◆ OBJECTIVE:
Would you transcribe the listing that follows, character for character, and omit its images?

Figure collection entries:
*****
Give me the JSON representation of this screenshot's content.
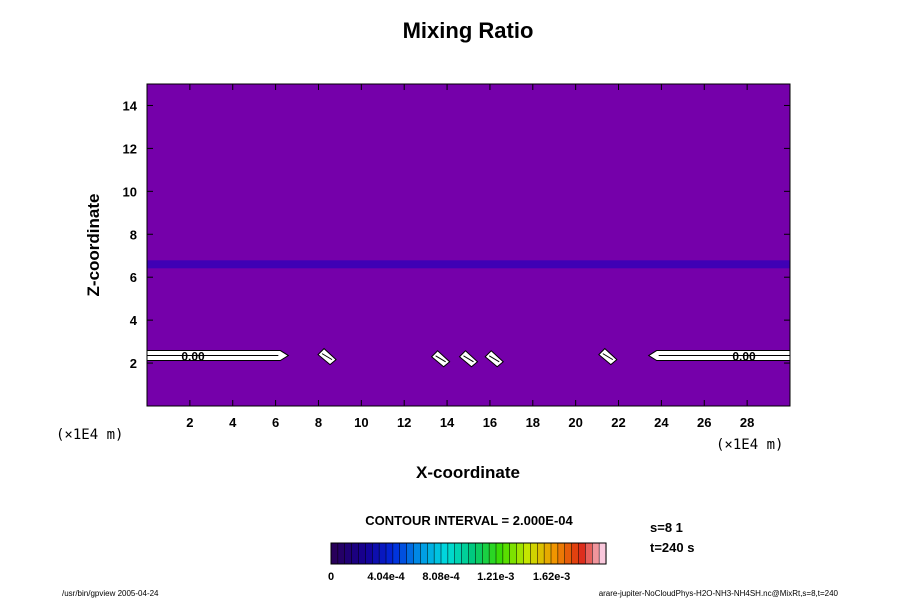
{
  "chart_data": {
    "type": "heatmap",
    "title": "Mixing Ratio",
    "xlabel": "X-coordinate",
    "ylabel": "Z-coordinate",
    "x_unit": "(×1E4 m)",
    "y_unit": "(×1E4 m)",
    "xlim": [
      0,
      30
    ],
    "ylim": [
      0,
      15
    ],
    "x_ticks": [
      2,
      4,
      6,
      8,
      10,
      12,
      14,
      16,
      18,
      20,
      22,
      24,
      26,
      28
    ],
    "y_ticks": [
      2,
      4,
      6,
      8,
      10,
      12,
      14
    ],
    "background_color": "#7500aa",
    "band": {
      "z": 6.6,
      "color": "#3f00b5"
    },
    "contours": [
      {
        "label": "0.00",
        "x": [
          0,
          6.5
        ],
        "z": 2.35
      },
      {
        "label": "0.00",
        "x": [
          23.5,
          30
        ],
        "z": 2.35
      }
    ],
    "small_contours": [
      {
        "x": 8.4,
        "z": 2.3
      },
      {
        "x": 13.7,
        "z": 2.2
      },
      {
        "x": 15.0,
        "z": 2.2
      },
      {
        "x": 16.2,
        "z": 2.2
      },
      {
        "x": 21.5,
        "z": 2.3
      }
    ],
    "contour_interval": "CONTOUR INTERVAL = 2.000E-04",
    "colorbar": {
      "ticks": [
        "0",
        "4.04e-4",
        "8.08e-4",
        "1.21e-3",
        "1.62e-3"
      ],
      "min": 0,
      "max": 0.00202,
      "segments": 40
    },
    "info": [
      "s=8 1",
      "t=240 s"
    ],
    "footer_left": "/usr/bin/gpview 2005-04-24",
    "footer_right": "arare-jupiter-NoCloudPhys-H2O-NH3-NH4SH.nc@MixRt,s=8,t=240"
  }
}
*****
◆ SOLUTION TO THE EXERCISE:
Give me the JSON representation of this screenshot's content.
{
  "chart_data": {
    "type": "heatmap",
    "title": "Mixing Ratio",
    "xlabel": "X-coordinate",
    "ylabel": "Z-coordinate",
    "x_unit": "(×1E4 m)",
    "y_unit": "(×1E4 m)",
    "xlim": [
      0,
      30
    ],
    "ylim": [
      0,
      15
    ],
    "x_ticks": [
      2,
      4,
      6,
      8,
      10,
      12,
      14,
      16,
      18,
      20,
      22,
      24,
      26,
      28
    ],
    "y_ticks": [
      2,
      4,
      6,
      8,
      10,
      12,
      14
    ],
    "background_color": "#7500aa",
    "band": {
      "z": 6.6,
      "color": "#3f00b5"
    },
    "contours": [
      {
        "label": "0.00",
        "x": [
          0,
          6.5
        ],
        "z": 2.35
      },
      {
        "label": "0.00",
        "x": [
          23.5,
          30
        ],
        "z": 2.35
      }
    ],
    "small_contours": [
      {
        "x": 8.4,
        "z": 2.3
      },
      {
        "x": 13.7,
        "z": 2.2
      },
      {
        "x": 15.0,
        "z": 2.2
      },
      {
        "x": 16.2,
        "z": 2.2
      },
      {
        "x": 21.5,
        "z": 2.3
      }
    ],
    "contour_interval": "CONTOUR INTERVAL = 2.000E-04",
    "colorbar": {
      "ticks": [
        "0",
        "4.04e-4",
        "8.08e-4",
        "1.21e-3",
        "1.62e-3"
      ],
      "min": 0,
      "max": 0.00202,
      "segments": 40
    },
    "info": [
      "s=8 1",
      "t=240 s"
    ],
    "footer_left": "/usr/bin/gpview 2005-04-24",
    "footer_right": "arare-jupiter-NoCloudPhys-H2O-NH3-NH4SH.nc@MixRt,s=8,t=240"
  }
}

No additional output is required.